◆ **Aim**
Give the number of lines holding the string "this", and nothing else.

◆ **Material provided**

======

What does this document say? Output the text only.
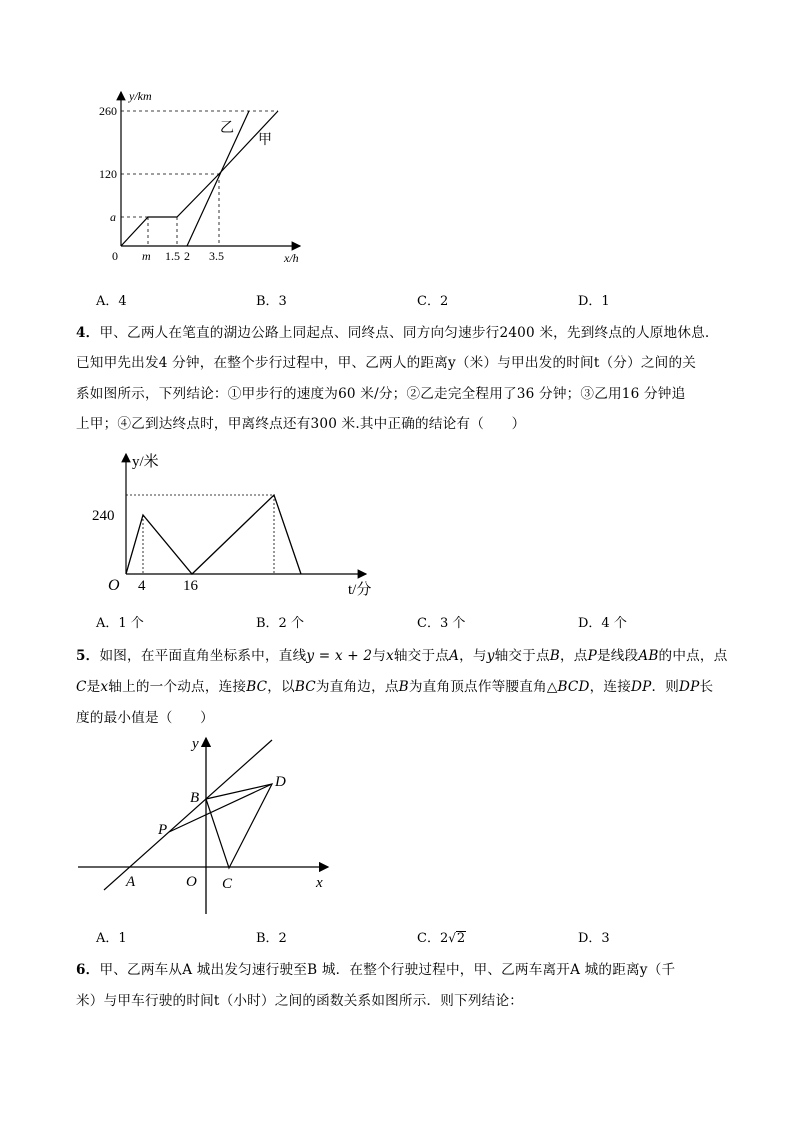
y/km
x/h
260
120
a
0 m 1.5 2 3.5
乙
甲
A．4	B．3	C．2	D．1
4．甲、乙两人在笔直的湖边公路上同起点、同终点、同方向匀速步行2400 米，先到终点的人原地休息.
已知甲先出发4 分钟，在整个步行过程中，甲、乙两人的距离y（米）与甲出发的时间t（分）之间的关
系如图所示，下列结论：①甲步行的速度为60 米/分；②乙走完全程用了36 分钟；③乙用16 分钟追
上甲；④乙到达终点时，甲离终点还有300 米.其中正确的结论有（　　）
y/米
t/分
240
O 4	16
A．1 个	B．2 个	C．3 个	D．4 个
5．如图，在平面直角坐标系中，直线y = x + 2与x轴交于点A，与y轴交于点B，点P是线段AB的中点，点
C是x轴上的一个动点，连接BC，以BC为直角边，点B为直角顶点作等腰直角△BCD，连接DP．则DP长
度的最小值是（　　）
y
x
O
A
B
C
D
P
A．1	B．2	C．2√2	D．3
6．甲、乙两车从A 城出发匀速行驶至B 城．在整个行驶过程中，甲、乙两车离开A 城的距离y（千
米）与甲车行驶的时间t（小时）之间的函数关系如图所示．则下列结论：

======

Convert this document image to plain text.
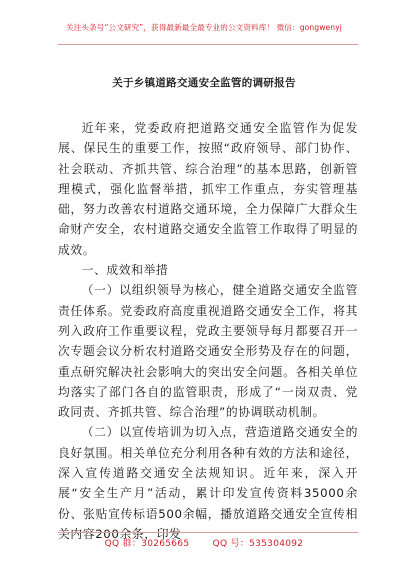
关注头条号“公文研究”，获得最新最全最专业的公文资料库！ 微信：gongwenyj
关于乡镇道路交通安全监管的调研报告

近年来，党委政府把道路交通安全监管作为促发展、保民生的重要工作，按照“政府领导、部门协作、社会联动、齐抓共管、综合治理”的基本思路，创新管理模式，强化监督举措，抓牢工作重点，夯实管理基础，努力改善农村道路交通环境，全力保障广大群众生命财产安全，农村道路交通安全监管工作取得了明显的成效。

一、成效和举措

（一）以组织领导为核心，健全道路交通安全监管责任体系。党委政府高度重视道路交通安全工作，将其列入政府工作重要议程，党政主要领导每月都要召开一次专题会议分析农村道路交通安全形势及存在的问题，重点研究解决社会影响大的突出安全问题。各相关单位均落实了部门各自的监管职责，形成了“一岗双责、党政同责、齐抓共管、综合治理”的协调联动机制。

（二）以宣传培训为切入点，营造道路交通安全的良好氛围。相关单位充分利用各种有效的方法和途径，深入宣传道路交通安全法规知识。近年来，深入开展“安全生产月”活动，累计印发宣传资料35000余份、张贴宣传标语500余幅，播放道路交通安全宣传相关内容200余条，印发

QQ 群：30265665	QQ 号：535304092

======

◆ **Complete output**
2